- **PROVIDED DATA**:
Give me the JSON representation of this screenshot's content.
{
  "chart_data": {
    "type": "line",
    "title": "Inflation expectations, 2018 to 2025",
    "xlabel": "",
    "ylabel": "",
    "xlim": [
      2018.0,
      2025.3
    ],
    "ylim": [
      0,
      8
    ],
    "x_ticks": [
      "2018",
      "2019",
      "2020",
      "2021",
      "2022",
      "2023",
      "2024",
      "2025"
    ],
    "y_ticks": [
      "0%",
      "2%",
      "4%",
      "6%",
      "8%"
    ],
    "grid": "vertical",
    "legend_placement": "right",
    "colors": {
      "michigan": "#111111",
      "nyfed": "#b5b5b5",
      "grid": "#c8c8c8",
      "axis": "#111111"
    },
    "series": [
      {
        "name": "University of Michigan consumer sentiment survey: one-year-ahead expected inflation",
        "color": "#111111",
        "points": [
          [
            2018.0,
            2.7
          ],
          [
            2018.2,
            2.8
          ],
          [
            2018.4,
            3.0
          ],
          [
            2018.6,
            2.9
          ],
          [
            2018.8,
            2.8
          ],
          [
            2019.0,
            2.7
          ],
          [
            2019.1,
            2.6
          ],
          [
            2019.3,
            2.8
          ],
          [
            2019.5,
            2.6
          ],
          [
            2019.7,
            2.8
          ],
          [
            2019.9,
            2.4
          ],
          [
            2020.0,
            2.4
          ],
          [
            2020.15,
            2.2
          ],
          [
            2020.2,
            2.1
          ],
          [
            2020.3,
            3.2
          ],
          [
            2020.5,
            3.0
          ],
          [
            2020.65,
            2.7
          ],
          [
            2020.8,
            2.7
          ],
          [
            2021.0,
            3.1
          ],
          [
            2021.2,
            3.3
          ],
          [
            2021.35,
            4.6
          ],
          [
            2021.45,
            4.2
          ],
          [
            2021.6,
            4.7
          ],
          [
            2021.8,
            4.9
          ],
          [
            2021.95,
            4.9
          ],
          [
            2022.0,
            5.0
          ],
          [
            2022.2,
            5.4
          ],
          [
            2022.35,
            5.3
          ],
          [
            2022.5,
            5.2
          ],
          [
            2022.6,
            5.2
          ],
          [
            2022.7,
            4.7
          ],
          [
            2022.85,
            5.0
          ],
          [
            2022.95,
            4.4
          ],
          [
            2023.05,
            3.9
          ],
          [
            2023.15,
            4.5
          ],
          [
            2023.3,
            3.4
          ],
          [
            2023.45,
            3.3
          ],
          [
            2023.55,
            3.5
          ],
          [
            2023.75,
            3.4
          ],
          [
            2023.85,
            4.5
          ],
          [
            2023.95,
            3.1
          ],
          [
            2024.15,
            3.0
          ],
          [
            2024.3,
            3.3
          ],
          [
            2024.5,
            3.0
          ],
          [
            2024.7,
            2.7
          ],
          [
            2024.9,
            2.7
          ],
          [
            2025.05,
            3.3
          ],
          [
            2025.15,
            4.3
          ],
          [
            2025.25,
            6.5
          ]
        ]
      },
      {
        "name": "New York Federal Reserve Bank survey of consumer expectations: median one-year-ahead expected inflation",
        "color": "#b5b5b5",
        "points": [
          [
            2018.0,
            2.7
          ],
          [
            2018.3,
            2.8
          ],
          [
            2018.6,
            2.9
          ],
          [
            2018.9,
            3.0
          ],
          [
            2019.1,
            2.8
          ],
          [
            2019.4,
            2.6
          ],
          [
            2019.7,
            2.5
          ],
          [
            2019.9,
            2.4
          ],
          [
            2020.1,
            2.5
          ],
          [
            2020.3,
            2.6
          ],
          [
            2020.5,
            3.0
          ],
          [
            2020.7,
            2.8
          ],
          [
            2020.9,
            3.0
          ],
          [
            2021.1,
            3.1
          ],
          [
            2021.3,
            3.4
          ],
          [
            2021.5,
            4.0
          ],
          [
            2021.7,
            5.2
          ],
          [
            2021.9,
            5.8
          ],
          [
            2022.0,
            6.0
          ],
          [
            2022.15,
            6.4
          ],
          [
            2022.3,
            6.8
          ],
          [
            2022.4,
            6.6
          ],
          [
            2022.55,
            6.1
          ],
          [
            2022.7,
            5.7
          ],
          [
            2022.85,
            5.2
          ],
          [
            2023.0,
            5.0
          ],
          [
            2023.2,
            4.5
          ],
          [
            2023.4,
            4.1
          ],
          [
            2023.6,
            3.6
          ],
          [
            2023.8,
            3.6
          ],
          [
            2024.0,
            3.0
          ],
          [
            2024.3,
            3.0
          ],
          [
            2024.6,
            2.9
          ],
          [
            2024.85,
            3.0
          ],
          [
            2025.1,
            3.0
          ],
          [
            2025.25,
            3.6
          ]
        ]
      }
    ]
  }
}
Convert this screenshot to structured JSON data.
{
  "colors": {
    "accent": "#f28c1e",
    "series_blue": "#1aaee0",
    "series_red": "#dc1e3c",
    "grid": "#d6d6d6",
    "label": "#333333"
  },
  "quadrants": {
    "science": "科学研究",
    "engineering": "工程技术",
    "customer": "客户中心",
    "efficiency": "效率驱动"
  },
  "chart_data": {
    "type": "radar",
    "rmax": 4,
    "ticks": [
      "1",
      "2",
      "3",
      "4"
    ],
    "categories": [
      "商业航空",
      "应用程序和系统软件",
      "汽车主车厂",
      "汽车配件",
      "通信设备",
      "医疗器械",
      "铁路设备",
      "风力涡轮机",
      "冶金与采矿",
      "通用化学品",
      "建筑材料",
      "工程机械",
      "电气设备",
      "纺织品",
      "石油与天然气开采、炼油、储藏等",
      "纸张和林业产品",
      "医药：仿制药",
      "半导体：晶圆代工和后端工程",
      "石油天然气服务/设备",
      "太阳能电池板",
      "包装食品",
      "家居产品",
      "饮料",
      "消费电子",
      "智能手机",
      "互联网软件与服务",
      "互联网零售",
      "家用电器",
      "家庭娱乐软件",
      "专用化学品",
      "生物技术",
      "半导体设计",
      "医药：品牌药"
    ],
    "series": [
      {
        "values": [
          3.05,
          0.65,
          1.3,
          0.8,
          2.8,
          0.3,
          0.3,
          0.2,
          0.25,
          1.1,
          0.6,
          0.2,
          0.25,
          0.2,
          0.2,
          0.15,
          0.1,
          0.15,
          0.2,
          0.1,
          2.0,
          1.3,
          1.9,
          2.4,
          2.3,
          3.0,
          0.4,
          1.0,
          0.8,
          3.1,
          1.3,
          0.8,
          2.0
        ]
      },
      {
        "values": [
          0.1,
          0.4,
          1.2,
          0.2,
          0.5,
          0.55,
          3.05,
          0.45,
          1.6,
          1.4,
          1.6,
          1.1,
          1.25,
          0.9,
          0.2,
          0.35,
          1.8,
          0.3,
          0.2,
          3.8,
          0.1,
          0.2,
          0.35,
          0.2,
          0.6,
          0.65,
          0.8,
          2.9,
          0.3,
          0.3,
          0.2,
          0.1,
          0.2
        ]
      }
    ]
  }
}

- **PROBLEM DESCRIPTION**: Scan the lines above for "expected", then copy every one that has it.

- **RESULT OF THIS TASK**:
        "name": "University of Michigan consumer sentiment survey: one-year-ahead expected inflation",
        "name": "New York Federal Reserve Bank survey of consumer expectations: median one-year-ahead expected inflation",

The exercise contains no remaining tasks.